What you need to do:
Return all of the data exactly as given.

── Data for this exercise

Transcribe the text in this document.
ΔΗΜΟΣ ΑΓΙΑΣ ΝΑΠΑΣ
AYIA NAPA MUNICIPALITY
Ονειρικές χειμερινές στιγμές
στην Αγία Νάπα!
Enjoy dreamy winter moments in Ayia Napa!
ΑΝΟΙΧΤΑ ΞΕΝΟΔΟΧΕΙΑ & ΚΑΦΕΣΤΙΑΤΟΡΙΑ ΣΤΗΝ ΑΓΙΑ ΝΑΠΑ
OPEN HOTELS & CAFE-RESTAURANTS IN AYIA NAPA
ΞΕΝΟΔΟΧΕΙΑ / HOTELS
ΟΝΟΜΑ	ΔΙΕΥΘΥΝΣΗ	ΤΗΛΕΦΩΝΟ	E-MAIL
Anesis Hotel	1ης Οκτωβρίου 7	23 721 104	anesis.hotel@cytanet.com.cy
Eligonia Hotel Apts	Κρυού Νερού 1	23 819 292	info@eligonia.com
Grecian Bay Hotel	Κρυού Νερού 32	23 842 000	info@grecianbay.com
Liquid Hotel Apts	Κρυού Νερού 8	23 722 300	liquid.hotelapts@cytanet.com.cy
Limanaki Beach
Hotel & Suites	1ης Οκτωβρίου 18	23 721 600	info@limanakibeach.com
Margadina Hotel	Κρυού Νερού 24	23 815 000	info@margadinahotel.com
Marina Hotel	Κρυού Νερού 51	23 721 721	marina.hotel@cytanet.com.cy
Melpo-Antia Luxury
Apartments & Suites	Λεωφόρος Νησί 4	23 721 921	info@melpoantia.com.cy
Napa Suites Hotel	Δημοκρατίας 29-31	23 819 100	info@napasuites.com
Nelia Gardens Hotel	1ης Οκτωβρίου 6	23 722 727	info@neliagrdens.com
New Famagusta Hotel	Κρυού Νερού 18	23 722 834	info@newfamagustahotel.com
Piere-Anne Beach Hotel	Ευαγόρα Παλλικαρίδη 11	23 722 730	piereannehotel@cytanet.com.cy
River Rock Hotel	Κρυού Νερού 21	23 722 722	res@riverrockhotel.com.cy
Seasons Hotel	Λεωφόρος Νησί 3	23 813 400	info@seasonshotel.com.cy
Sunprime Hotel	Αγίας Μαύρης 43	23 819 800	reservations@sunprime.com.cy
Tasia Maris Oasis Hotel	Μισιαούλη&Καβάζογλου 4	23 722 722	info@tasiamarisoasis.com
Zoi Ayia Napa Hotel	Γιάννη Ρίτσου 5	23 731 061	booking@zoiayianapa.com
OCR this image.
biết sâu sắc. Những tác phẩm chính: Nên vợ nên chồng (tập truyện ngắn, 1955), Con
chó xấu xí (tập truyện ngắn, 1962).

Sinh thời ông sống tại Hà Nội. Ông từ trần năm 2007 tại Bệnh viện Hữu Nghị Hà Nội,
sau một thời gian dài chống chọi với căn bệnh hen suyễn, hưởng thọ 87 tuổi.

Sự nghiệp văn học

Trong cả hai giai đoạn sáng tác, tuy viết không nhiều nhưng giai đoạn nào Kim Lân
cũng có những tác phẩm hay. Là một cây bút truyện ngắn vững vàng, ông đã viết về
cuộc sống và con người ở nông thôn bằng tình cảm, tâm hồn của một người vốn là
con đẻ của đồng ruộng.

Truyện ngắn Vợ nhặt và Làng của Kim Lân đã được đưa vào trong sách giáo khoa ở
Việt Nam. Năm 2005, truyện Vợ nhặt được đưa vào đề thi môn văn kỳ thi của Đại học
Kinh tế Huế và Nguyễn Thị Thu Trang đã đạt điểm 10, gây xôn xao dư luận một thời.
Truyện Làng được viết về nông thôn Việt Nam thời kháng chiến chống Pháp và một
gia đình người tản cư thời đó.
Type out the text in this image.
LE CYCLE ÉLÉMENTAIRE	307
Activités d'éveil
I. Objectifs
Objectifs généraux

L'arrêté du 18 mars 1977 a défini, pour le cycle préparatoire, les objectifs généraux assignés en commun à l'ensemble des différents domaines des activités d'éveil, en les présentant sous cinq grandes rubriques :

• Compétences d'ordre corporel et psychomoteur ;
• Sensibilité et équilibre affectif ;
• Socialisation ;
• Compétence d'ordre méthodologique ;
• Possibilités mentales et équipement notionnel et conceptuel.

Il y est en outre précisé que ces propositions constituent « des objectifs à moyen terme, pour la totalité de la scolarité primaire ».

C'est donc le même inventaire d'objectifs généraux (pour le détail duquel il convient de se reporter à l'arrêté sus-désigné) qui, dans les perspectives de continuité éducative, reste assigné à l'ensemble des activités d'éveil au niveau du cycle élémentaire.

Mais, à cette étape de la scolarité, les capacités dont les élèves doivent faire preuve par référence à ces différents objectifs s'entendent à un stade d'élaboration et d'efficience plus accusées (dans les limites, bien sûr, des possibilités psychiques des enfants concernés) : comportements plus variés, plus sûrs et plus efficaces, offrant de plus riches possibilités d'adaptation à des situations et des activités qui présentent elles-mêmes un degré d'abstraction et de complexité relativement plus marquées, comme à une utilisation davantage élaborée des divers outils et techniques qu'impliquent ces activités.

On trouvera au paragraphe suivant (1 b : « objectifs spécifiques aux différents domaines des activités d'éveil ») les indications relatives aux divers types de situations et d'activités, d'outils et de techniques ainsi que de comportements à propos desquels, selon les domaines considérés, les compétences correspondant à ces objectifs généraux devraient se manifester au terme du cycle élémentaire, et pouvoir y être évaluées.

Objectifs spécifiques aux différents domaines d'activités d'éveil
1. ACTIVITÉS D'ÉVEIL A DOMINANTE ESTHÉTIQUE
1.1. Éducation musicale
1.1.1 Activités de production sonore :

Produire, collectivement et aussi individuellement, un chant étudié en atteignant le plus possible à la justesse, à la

────

Correct output:
Transcribe the text in this document.
ΔΗΜΟΣ ΑΓΙΑΣ ΝΑΠΑΣ
AYIA NAPA MUNICIPALITY
Ονειρικές χειμερινές στιγμές
στην Αγία Νάπα!
Enjoy dreamy winter moments in Ayia Napa!
ΑΝΟΙΧΤΑ ΞΕΝΟΔΟΧΕΙΑ & ΚΑΦΕΣΤΙΑΤΟΡΙΑ ΣΤΗΝ ΑΓΙΑ ΝΑΠΑ
OPEN HOTELS & CAFE-RESTAURANTS IN AYIA NAPA
ΞΕΝΟΔΟΧΕΙΑ / HOTELS
ΟΝΟΜΑ	ΔΙΕΥΘΥΝΣΗ	ΤΗΛΕΦΩΝΟ	E-MAIL
Anesis Hotel	1ης Οκτωβρίου 7	23 721 104	anesis.hotel@cytanet.com.cy
Eligonia Hotel Apts	Κρυού Νερού 1	23 819 292	info@eligonia.com
Grecian Bay Hotel	Κρυού Νερού 32	23 842 000	info@grecianbay.com
Liquid Hotel Apts	Κρυού Νερού 8	23 722 300	liquid.hotelapts@cytanet.com.cy
Limanaki Beach
Hotel & Suites	1ης Οκτωβρίου 18	23 721 600	info@limanakibeach.com
Margadina Hotel	Κρυού Νερού 24	23 815 000	info@margadinahotel.com
Marina Hotel	Κρυού Νερού 51	23 721 721	marina.hotel@cytanet.com.cy
Melpo-Antia Luxury
Apartments & Suites	Λεωφόρος Νησί 4	23 721 921	info@melpoantia.com.cy
Napa Suites Hotel	Δημοκρατίας 29-31	23 819 100	info@napasuites.com
Nelia Gardens Hotel	1ης Οκτωβρίου 6	23 722 727	info@neliagrdens.com
New Famagusta Hotel	Κρυού Νερού 18	23 722 834	info@newfamagustahotel.com
Piere-Anne Beach Hotel	Ευαγόρα Παλλικαρίδη 11	23 722 730	piereannehotel@cytanet.com.cy
River Rock Hotel	Κρυού Νερού 21	23 722 722	res@riverrockhotel.com.cy
Seasons Hotel	Λεωφόρος Νησί 3	23 813 400	info@seasonshotel.com.cy
Sunprime Hotel	Αγίας Μαύρης 43	23 819 800	reservations@sunprime.com.cy
Tasia Maris Oasis Hotel	Μισιαούλη&Καβάζογλου 4	23 722 722	info@tasiamarisoasis.com
Zoi Ayia Napa Hotel	Γιάννη Ρίτσου 5	23 731 061	booking@zoiayianapa.com
OCR this image.
biết sâu sắc. Những tác phẩm chính: Nên vợ nên chồng (tập truyện ngắn, 1955), Con
chó xấu xí (tập truyện ngắn, 1962).

Sinh thời ông sống tại Hà Nội. Ông từ trần năm 2007 tại Bệnh viện Hữu Nghị Hà Nội,
sau một thời gian dài chống chọi với căn bệnh hen suyễn, hưởng thọ 87 tuổi.

Sự nghiệp văn học

Trong cả hai giai đoạn sáng tác, tuy viết không nhiều nhưng giai đoạn nào Kim Lân
cũng có những tác phẩm hay. Là một cây bút truyện ngắn vững vàng, ông đã viết về
cuộc sống và con người ở nông thôn bằng tình cảm, tâm hồn của một người vốn là
con đẻ của đồng ruộng.

Truyện ngắn Vợ nhặt và Làng của Kim Lân đã được đưa vào trong sách giáo khoa ở
Việt Nam. Năm 2005, truyện Vợ nhặt được đưa vào đề thi môn văn kỳ thi của Đại học
Kinh tế Huế và Nguyễn Thị Thu Trang đã đạt điểm 10, gây xôn xao dư luận một thời.
Truyện Làng được viết về nông thôn Việt Nam thời kháng chiến chống Pháp và một
gia đình người tản cư thời đó.
Type out the text in this image.
LE CYCLE ÉLÉMENTAIRE	307
Activités d'éveil
I. Objectifs
Objectifs généraux

L'arrêté du 18 mars 1977 a défini, pour le cycle préparatoire, les objectifs généraux assignés en commun à l'ensemble des différents domaines des activités d'éveil, en les présentant sous cinq grandes rubriques :

• Compétences d'ordre corporel et psychomoteur ;
• Sensibilité et équilibre affectif ;
• Socialisation ;
• Compétence d'ordre méthodologique ;
• Possibilités mentales et équipement notionnel et conceptuel.

Il y est en outre précisé que ces propositions constituent « des objectifs à moyen terme, pour la totalité de la scolarité primaire ».

C'est donc le même inventaire d'objectifs généraux (pour le détail duquel il convient de se reporter à l'arrêté sus-désigné) qui, dans les perspectives de continuité éducative, reste assigné à l'ensemble des activités d'éveil au niveau du cycle élémentaire.

Mais, à cette étape de la scolarité, les capacités dont les élèves doivent faire preuve par référence à ces différents objectifs s'entendent à un stade d'élaboration et d'efficience plus accusées (dans les limites, bien sûr, des possibilités psychiques des enfants concernés) : comportements plus variés, plus sûrs et plus efficaces, offrant de plus riches possibilités d'adaptation à des situations et des activités qui présentent elles-mêmes un degré d'abstraction et de complexité relativement plus marquées, comme à une utilisation davantage élaborée des divers outils et techniques qu'impliquent ces activités.

On trouvera au paragraphe suivant (1 b : « objectifs spécifiques aux différents domaines des activités d'éveil ») les indications relatives aux divers types de situations et d'activités, d'outils et de techniques ainsi que de comportements à propos desquels, selon les domaines considérés, les compétences correspondant à ces objectifs généraux devraient se manifester au terme du cycle élémentaire, et pouvoir y être évaluées.

Objectifs spécifiques aux différents domaines d'activités d'éveil
1. ACTIVITÉS D'ÉVEIL A DOMINANTE ESTHÉTIQUE
1.1. Éducation musicale
1.1.1 Activités de production sonore :

Produire, collectivement et aussi individuellement, un chant étudié en atteignant le plus possible à la justesse, à la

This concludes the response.